▸ Directions for this task:
What follows is a listing; restate every line of it word for word.
--- Data for processing ---
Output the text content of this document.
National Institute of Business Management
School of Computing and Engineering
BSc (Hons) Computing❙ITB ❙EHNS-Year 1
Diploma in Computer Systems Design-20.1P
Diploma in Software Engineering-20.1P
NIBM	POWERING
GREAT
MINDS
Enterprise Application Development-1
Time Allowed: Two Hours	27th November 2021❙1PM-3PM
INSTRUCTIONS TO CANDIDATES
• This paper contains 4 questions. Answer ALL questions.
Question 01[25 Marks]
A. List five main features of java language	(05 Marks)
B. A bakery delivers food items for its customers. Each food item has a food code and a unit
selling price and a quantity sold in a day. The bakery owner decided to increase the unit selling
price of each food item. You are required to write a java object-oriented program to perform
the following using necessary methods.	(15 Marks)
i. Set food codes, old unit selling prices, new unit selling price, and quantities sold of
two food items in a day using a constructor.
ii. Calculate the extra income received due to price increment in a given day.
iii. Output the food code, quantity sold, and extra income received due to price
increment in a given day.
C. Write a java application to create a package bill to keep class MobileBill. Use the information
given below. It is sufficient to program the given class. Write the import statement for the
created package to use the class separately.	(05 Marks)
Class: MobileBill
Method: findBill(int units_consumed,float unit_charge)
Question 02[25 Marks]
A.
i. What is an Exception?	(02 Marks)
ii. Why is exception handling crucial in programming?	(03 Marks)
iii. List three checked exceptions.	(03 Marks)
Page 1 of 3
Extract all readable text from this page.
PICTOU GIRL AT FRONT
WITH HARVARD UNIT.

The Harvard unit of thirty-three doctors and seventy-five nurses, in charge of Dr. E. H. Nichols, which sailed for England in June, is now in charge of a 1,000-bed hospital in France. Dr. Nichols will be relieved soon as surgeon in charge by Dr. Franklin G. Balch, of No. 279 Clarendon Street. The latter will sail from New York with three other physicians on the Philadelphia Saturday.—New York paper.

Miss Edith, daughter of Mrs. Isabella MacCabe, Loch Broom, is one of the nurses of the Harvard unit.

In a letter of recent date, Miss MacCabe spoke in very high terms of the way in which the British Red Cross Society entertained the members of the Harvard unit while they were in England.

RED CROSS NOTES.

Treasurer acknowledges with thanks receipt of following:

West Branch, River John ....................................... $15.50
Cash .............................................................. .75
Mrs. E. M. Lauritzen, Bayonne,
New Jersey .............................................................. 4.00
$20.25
---
▸ Correct response:
Output the text content of this document.
National Institute of Business Management
School of Computing and Engineering
BSc (Hons) Computing❙ITB ❙EHNS-Year 1
Diploma in Computer Systems Design-20.1P
Diploma in Software Engineering-20.1P
NIBM	POWERING
GREAT
MINDS
Enterprise Application Development-1
Time Allowed: Two Hours	27th November 2021❙1PM-3PM
INSTRUCTIONS TO CANDIDATES
• This paper contains 4 questions. Answer ALL questions.
Question 01[25 Marks]
A. List five main features of java language	(05 Marks)
B. A bakery delivers food items for its customers. Each food item has a food code and a unit
selling price and a quantity sold in a day. The bakery owner decided to increase the unit selling
price of each food item. You are required to write a java object-oriented program to perform
the following using necessary methods.	(15 Marks)
i. Set food codes, old unit selling prices, new unit selling price, and quantities sold of
two food items in a day using a constructor.
ii. Calculate the extra income received due to price increment in a given day.
iii. Output the food code, quantity sold, and extra income received due to price
increment in a given day.
C. Write a java application to create a package bill to keep class MobileBill. Use the information
given below. It is sufficient to program the given class. Write the import statement for the
created package to use the class separately.	(05 Marks)
Class: MobileBill
Method: findBill(int units_consumed,float unit_charge)
Question 02[25 Marks]
A.
i. What is an Exception?	(02 Marks)
ii. Why is exception handling crucial in programming?	(03 Marks)
iii. List three checked exceptions.	(03 Marks)
Page 1 of 3
Extract all readable text from this page.
PICTOU GIRL AT FRONT
WITH HARVARD UNIT.

The Harvard unit of thirty-three doctors and seventy-five nurses, in charge of Dr. E. H. Nichols, which sailed for England in June, is now in charge of a 1,000-bed hospital in France. Dr. Nichols will be relieved soon as surgeon in charge by Dr. Franklin G. Balch, of No. 279 Clarendon Street. The latter will sail from New York with three other physicians on the Philadelphia Saturday.—New York paper.

Miss Edith, daughter of Mrs. Isabella MacCabe, Loch Broom, is one of the nurses of the Harvard unit.

In a letter of recent date, Miss MacCabe spoke in very high terms of the way in which the British Red Cross Society entertained the members of the Harvard unit while they were in England.

RED CROSS NOTES.

Treasurer acknowledges with thanks receipt of following:

West Branch, River John ....................................... $15.50
Cash .............................................................. .75
Mrs. E. M. Lauritzen, Bayonne,
New Jersey .............................................................. 4.00
$20.25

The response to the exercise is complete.